_Given task_
Gather from the listing below each line that includes the word "options", and copy it.

[Items listed in a dataset]
▶

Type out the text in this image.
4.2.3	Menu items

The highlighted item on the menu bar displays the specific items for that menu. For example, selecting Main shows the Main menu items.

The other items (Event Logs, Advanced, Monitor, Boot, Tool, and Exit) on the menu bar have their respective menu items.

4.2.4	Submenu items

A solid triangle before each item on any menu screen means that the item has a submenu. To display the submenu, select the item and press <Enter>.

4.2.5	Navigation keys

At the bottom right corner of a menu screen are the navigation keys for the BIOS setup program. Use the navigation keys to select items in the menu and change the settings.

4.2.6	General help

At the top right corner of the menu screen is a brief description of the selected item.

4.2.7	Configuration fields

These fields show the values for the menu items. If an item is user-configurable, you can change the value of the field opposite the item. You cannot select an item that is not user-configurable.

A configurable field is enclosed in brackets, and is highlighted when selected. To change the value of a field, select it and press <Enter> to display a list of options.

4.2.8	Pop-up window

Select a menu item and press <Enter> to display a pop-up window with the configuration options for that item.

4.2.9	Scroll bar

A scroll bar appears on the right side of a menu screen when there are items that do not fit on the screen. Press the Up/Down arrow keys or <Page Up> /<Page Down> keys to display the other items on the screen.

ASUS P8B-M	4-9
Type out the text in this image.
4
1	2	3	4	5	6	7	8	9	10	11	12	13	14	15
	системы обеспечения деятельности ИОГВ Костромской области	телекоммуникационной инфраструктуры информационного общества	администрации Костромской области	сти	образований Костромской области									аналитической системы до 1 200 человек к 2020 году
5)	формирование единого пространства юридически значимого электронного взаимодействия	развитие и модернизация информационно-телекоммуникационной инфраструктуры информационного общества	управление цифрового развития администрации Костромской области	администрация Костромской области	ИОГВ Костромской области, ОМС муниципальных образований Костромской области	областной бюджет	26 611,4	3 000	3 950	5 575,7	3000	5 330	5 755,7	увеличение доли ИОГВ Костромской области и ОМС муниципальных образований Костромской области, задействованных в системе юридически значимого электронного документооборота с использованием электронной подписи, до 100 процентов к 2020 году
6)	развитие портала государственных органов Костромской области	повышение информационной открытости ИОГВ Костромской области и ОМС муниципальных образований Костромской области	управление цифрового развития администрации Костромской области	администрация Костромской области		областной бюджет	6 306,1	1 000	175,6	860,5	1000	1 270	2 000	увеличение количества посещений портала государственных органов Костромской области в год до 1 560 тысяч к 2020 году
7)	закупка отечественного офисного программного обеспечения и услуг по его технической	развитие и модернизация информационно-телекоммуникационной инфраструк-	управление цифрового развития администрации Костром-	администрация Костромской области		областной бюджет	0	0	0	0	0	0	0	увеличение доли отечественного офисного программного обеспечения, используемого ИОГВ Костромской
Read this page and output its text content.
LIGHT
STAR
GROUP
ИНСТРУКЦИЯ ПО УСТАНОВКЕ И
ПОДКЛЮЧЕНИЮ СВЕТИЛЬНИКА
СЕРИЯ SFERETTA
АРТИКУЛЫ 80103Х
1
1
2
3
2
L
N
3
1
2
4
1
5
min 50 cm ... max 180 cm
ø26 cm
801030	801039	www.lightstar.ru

◀

_Final result_
A configurable field is enclosed in brackets, and is highlighted when selected. To change the value of a field, select it and press <Enter> to display a list of options.
Select a menu item and press <Enter> to display a pop-up window with the configuration options for that item.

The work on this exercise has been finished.